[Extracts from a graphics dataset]
========================================================================

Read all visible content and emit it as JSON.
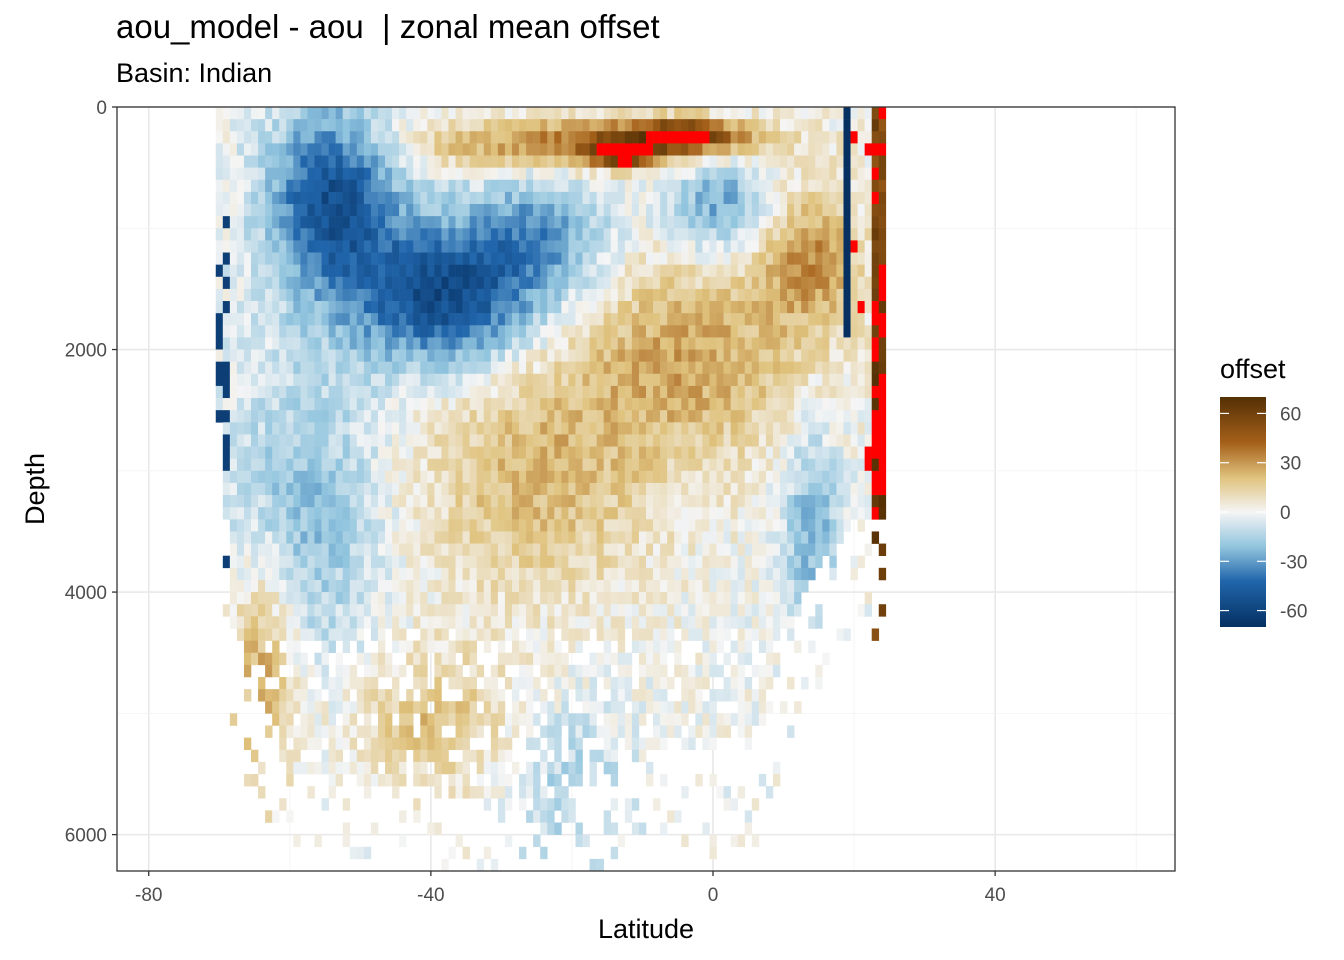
{
  "title": "aou_model - aou  | zonal mean offset",
  "subtitle": "Basin: Indian",
  "chart_data": {
    "type": "heatmap",
    "title": "aou_model - aou  | zonal mean offset",
    "subtitle": "Basin: Indian",
    "xlabel": "Latitude",
    "ylabel": "Depth",
    "xlim": [
      -84.5,
      65.5
    ],
    "ylim": [
      6300,
      0
    ],
    "y_reversed": true,
    "x_ticks": [
      -80,
      -40,
      0,
      40
    ],
    "y_ticks": [
      0,
      2000,
      4000,
      6000
    ],
    "grid": true,
    "legend": {
      "title": "offset",
      "position": "right",
      "ticks": [
        60,
        30,
        0,
        -30,
        -60
      ],
      "range": [
        -70,
        70
      ],
      "colors": {
        "low": "#053061",
        "mid": "#f5f5f5",
        "high": "#543005",
        "out_of_range": "#ff0000"
      }
    },
    "features": [
      {
        "lat": [
          -70,
          -35
        ],
        "depth": [
          120,
          1700
        ],
        "offset": -45
      },
      {
        "lat": [
          -52,
          -25
        ],
        "depth": [
          1000,
          2100
        ],
        "offset": -48
      },
      {
        "lat": [
          -40,
          5
        ],
        "depth": [
          100,
          520
        ],
        "offset": 35
      },
      {
        "lat": [
          -18,
          -10
        ],
        "depth": [
          260,
          420
        ],
        "offset": 90
      },
      {
        "lat": [
          -15,
          8
        ],
        "depth": [
          1500,
          3500
        ],
        "offset": 20
      },
      {
        "lat": [
          8,
          20
        ],
        "depth": [
          2000,
          4300
        ],
        "offset": -25
      },
      {
        "lat": [
          -68,
          -58
        ],
        "depth": [
          3600,
          5300
        ],
        "offset": 22
      },
      {
        "lat": [
          20,
          25
        ],
        "depth": [
          0,
          3300
        ],
        "offset": 60
      }
    ]
  }
}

========================================================================

WHAT NEEDS TO BE DONE → Whenever "offset" turns up in a line, pick that line out.

SOLUTION →
  "title": "aou_model - aou  | zonal mean offset",
    "title": "aou_model - aou  | zonal mean offset",
      "title": "offset",
        "offset": -45
        "offset": -48
        "offset": 35
        "offset": 90
        "offset": 20
        "offset": -25
        "offset": 22
        "offset": 60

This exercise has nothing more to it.